What to produce.
Search the records below for the word "Governor" and show every line where it occurs.

+++

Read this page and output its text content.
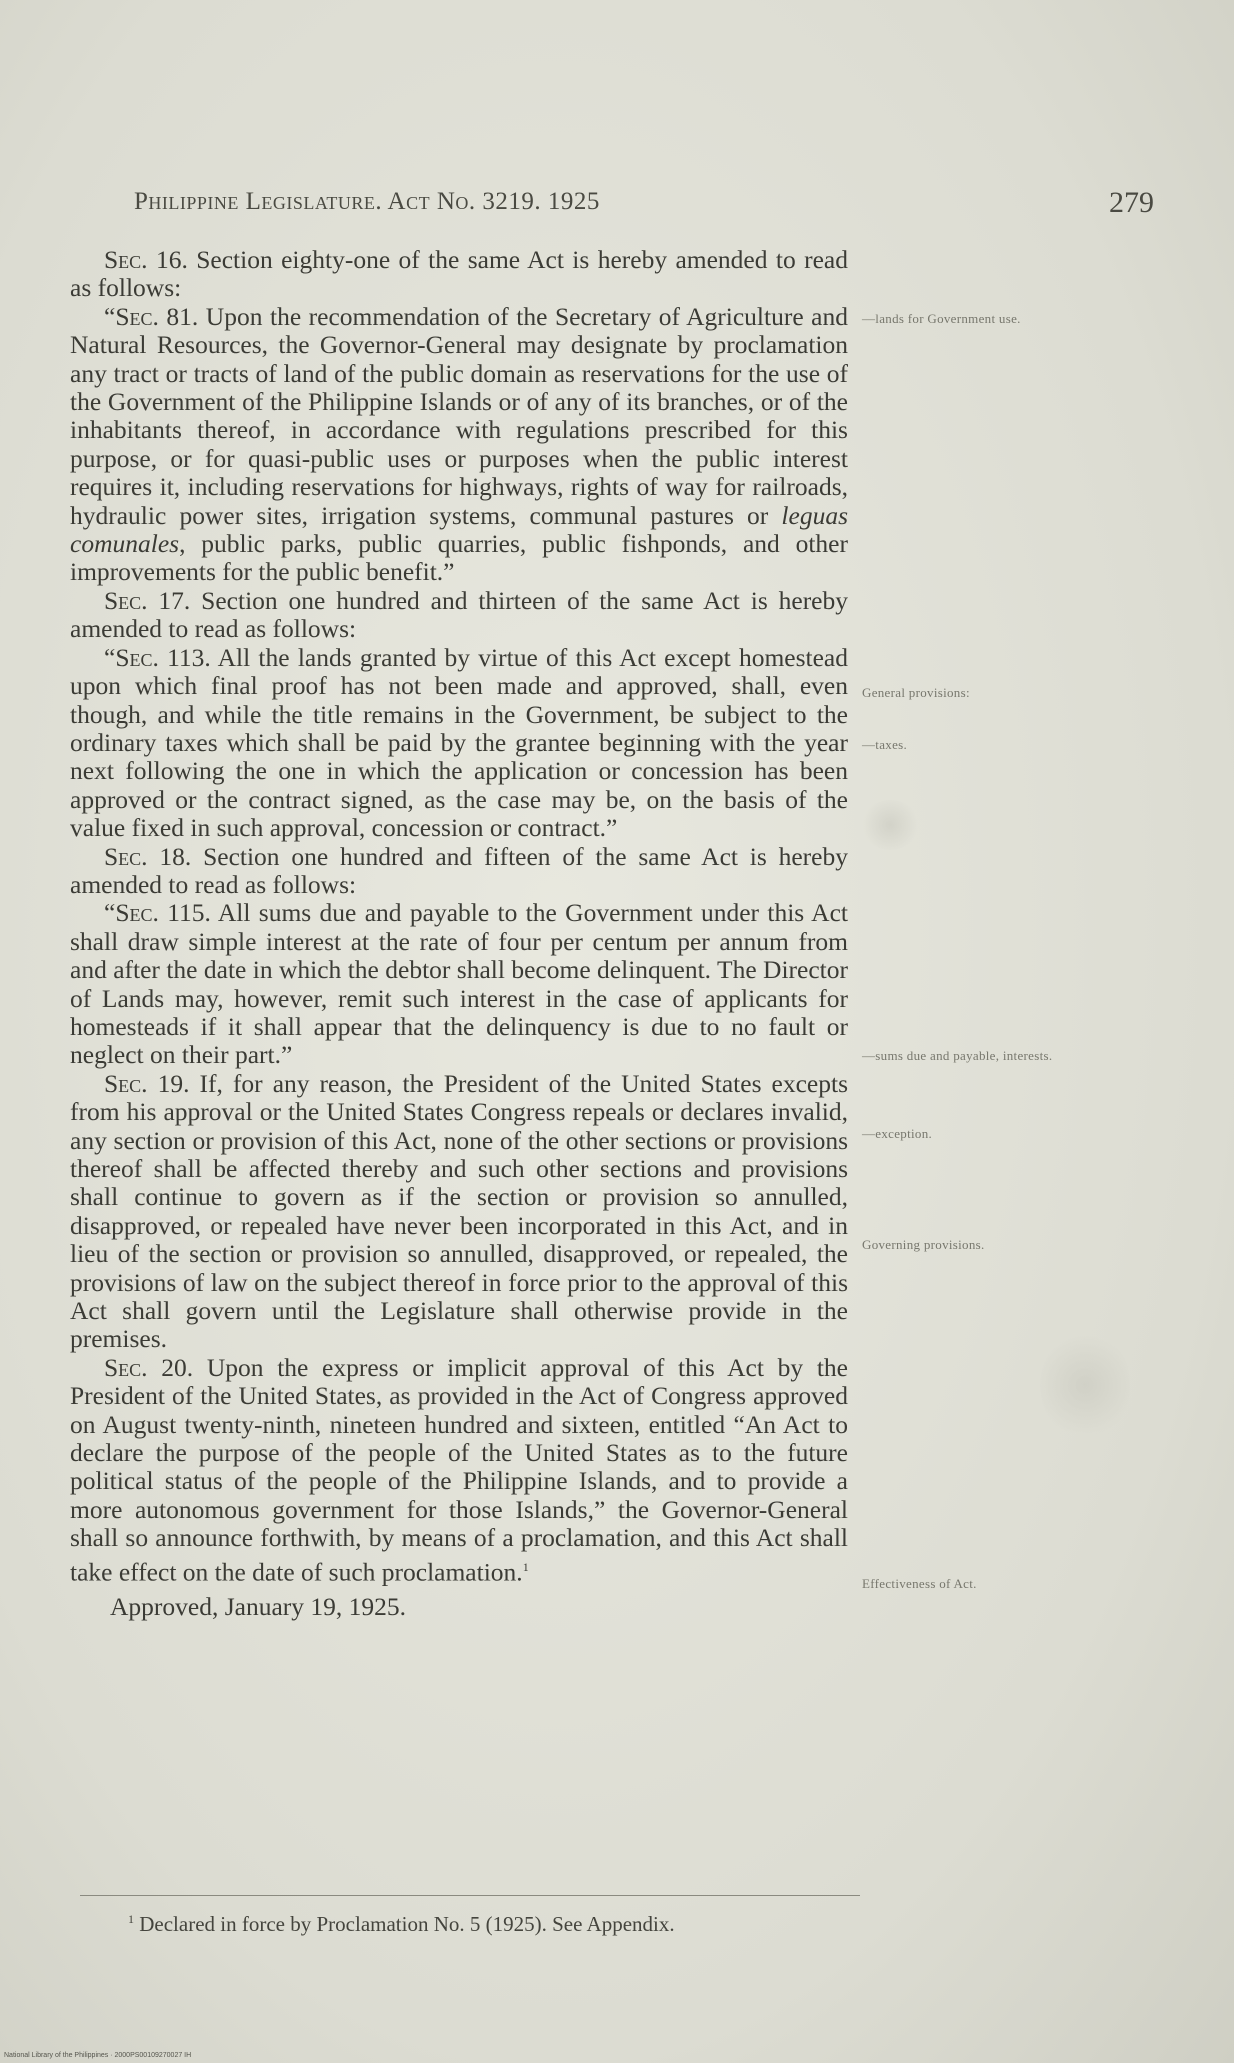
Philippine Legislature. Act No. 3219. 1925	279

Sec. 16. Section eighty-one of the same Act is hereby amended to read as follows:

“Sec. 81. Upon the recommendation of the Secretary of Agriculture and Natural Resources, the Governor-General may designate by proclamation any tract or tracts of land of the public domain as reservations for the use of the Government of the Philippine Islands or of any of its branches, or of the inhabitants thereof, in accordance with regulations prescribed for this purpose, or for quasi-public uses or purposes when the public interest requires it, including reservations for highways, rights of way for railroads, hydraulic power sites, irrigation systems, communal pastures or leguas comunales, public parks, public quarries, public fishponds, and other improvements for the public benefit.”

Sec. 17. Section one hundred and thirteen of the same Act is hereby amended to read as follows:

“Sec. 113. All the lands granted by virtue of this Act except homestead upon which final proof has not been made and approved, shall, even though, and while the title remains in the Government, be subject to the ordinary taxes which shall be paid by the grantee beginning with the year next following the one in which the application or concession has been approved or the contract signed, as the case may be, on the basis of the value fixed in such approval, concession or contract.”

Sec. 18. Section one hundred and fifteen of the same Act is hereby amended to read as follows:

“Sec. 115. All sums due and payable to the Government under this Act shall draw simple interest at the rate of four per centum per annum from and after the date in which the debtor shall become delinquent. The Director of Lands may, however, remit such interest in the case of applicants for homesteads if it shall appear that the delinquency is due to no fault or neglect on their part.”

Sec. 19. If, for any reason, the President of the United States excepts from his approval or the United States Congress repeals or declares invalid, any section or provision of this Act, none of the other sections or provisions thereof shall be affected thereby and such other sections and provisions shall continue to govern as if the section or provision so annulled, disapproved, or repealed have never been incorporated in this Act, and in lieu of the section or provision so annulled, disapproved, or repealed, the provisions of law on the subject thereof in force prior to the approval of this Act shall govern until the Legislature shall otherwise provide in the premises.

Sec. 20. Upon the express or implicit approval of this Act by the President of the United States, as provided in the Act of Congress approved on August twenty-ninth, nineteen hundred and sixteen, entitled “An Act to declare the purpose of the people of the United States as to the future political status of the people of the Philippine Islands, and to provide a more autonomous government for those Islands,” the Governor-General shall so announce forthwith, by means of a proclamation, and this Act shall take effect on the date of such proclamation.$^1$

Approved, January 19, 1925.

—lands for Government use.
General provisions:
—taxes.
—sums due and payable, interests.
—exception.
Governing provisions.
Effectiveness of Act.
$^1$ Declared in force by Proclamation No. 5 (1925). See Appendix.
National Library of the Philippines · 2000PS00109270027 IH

+++

Solution for this problem.
“Sec. 81. Upon the recommendation of the Secretary of Agriculture and Natural Resources, the Governor-General may designate by proclamation any tract or tracts of land of the public domain as reservations for the use of the Government of the Philippine Islands or of any of its branches, or of the inhabitants thereof, in accordance with regulations prescribed for this purpose, or for quasi-public uses or purposes when the public interest requires it, including reservations for highways, rights of way for railroads, hydraulic power sites, irrigation systems, communal pastures or leguas comunales, public parks, public quarries, public fishponds, and other improvements for the public benefit.”
Sec. 20. Upon the express or implicit approval of this Act by the President of the United States, as provided in the Act of Congress approved on August twenty-ninth, nineteen hundred and sixteen, entitled “An Act to declare the purpose of the people of the United States as to the future political status of the people of the Philippine Islands, and to provide a more autonomous government for those Islands,” the Governor-General shall so announce forthwith, by means of a proclamation, and this Act shall take effect on the date of such proclamation.$^1$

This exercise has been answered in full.